__What you are asked to do__.
Copy every line in the records below that contains the word "panel".

__Dataset records__.
Start

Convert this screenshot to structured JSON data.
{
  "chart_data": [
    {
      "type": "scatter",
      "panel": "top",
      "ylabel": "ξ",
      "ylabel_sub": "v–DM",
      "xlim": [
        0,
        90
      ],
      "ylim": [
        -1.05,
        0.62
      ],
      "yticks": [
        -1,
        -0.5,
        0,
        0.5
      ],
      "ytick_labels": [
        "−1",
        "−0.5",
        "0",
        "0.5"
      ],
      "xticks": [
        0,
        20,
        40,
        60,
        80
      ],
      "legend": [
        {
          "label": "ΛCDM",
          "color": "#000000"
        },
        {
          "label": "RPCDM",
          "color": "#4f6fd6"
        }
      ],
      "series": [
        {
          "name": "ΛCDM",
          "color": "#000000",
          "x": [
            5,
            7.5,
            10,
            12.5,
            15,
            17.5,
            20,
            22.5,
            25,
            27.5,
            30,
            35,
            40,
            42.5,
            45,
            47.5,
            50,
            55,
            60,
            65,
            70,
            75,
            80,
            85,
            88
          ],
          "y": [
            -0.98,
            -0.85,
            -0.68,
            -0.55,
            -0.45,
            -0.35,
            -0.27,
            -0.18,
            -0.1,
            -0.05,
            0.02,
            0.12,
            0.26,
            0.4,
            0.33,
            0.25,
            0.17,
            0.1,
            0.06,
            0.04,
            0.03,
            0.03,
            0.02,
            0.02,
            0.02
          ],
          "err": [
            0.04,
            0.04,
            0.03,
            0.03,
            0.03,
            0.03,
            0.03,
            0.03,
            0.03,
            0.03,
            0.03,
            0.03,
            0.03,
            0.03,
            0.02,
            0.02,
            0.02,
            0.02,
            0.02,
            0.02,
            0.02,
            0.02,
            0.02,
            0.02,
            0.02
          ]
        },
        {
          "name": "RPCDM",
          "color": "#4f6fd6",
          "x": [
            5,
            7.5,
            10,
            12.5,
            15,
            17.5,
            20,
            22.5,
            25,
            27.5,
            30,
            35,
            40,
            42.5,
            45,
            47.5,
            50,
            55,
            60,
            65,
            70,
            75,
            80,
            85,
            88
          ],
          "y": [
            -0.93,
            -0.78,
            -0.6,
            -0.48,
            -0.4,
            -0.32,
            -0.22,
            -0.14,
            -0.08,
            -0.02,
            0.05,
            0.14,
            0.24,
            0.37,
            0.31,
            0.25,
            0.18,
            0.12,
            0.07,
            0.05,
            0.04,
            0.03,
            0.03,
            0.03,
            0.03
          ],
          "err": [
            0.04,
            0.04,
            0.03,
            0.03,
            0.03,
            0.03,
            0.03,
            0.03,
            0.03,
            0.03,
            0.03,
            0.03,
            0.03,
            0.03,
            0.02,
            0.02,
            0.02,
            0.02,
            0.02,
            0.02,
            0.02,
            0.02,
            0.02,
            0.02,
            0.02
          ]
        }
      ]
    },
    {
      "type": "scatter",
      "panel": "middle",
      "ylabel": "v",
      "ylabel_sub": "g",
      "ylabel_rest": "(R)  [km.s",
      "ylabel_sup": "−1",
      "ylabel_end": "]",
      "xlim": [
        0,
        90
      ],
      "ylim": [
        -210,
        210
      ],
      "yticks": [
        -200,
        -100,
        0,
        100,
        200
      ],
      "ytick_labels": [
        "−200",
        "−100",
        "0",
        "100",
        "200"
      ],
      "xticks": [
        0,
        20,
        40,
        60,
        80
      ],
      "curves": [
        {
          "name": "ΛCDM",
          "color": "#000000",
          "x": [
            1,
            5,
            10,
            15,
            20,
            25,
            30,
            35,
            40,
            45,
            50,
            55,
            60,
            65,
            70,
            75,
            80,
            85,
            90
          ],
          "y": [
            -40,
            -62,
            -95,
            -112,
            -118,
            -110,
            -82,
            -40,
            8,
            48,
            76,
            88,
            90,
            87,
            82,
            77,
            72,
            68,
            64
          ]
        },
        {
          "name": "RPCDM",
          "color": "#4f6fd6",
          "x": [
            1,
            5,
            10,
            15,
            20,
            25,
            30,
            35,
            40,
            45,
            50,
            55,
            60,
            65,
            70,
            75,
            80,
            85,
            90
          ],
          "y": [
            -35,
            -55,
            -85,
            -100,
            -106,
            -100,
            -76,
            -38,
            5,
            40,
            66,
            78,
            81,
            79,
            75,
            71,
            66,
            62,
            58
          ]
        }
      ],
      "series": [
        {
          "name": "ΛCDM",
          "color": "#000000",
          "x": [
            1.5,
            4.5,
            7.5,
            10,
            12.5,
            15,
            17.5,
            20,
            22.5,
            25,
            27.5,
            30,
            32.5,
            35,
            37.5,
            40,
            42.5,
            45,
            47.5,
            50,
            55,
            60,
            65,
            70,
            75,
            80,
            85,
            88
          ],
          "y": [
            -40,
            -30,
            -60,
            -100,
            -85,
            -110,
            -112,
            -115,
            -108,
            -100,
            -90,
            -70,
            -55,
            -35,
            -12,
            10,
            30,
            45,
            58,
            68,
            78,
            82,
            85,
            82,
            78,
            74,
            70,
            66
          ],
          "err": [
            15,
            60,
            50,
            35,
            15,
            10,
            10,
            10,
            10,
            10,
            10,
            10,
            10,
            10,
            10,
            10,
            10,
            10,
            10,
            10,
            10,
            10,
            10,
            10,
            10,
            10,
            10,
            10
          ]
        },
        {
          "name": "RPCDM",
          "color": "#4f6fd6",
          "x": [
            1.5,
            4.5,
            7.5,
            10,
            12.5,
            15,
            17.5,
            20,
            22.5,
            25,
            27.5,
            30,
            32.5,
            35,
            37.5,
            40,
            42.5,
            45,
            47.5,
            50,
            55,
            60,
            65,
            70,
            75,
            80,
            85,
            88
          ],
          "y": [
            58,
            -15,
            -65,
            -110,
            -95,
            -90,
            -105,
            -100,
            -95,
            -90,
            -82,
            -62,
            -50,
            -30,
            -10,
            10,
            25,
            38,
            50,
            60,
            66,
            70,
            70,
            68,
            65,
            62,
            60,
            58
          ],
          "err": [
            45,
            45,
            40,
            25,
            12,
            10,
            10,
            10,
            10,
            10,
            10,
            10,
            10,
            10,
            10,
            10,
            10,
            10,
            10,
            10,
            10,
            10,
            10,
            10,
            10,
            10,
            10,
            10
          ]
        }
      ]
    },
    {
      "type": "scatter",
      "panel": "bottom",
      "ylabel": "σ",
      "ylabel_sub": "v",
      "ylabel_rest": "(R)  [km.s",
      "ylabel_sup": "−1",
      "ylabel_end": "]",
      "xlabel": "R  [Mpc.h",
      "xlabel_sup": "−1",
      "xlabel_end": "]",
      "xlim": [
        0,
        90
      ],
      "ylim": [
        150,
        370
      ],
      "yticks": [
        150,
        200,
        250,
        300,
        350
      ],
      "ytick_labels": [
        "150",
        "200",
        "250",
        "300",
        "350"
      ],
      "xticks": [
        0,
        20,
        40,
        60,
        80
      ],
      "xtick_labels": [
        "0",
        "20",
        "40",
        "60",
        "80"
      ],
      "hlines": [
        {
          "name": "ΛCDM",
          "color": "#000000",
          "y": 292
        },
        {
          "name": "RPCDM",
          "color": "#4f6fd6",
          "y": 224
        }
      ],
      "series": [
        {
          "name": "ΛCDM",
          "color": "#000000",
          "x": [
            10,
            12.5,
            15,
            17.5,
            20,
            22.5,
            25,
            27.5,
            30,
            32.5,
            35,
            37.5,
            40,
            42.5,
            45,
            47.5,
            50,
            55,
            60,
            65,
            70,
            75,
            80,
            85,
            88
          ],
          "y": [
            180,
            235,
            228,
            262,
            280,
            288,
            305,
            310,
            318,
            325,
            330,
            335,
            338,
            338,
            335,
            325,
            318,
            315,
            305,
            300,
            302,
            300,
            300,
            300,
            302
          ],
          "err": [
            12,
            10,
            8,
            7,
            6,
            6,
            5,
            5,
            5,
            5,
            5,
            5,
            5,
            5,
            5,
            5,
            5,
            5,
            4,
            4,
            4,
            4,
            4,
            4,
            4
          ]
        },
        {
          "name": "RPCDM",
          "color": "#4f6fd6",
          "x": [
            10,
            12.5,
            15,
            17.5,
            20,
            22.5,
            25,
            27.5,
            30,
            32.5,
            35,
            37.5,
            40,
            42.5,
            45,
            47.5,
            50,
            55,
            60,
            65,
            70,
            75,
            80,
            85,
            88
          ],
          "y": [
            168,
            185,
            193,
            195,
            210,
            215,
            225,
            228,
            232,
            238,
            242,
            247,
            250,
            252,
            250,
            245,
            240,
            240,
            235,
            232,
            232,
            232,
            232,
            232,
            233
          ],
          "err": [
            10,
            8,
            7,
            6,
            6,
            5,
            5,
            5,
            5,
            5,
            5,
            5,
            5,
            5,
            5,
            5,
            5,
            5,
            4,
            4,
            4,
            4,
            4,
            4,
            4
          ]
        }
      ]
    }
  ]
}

End

__Answer for this exercise__.
      "panel": "top",
      "panel": "middle",
      "panel": "bottom",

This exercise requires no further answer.